* [What to do] Treat the line containing "Read all visible content and emit it as JSON." as the first line and the final line of the material below as the last; reproduce that range exactly.

* [Task input]
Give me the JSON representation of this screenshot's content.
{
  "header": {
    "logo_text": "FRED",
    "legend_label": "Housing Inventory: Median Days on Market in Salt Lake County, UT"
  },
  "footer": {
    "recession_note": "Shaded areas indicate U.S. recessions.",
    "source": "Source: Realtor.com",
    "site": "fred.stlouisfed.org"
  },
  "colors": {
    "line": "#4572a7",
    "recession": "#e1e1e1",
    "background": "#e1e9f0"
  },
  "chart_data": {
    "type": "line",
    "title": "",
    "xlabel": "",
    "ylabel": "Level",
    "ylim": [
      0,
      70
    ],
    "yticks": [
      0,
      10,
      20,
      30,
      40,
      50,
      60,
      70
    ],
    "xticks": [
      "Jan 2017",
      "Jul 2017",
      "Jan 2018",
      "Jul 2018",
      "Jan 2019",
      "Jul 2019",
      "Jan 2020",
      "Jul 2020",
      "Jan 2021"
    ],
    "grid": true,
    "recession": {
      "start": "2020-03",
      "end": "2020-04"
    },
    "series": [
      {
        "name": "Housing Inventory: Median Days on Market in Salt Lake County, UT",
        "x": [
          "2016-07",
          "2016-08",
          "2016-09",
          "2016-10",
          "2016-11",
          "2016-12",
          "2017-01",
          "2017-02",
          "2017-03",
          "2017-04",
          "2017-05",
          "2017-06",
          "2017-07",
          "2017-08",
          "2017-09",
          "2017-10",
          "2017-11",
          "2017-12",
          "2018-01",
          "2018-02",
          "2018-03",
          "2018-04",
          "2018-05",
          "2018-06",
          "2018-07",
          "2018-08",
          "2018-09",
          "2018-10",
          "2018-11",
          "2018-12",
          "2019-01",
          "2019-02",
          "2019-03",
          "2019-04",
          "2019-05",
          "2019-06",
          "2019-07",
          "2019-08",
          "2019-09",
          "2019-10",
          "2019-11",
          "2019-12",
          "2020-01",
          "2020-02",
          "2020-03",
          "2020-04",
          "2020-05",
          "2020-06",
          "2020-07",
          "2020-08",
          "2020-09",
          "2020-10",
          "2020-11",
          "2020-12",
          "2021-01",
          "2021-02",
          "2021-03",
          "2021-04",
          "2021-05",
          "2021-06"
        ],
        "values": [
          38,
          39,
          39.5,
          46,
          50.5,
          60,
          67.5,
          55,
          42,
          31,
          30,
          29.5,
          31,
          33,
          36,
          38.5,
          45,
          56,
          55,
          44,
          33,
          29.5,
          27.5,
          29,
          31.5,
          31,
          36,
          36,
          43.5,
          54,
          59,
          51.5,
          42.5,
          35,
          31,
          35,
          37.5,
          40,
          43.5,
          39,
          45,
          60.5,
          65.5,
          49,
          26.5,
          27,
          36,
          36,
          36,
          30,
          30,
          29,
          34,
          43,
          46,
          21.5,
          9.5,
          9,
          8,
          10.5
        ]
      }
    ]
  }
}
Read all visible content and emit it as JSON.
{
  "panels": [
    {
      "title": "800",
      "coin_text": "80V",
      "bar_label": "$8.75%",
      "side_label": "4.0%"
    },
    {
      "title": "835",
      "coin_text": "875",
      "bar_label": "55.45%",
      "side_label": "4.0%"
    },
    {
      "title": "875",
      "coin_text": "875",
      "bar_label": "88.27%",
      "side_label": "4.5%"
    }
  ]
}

* [Reply to the task]
Read all visible content and emit it as JSON.
{
  "panels": [
    {
      "title": "800",
      "coin_text": "80V",
      "bar_label": "$8.75%",
      "side_label": "4.0%"
    },
    {
      "title": "835",
      "coin_text": "875",
      "bar_label": "55.45%",
      "side_label": "4.0%"
    },
    {
      "title": "875",
      "coin_text": "875",
      "bar_label": "88.27%",
      "side_label": "4.5%"
    }
  ]
}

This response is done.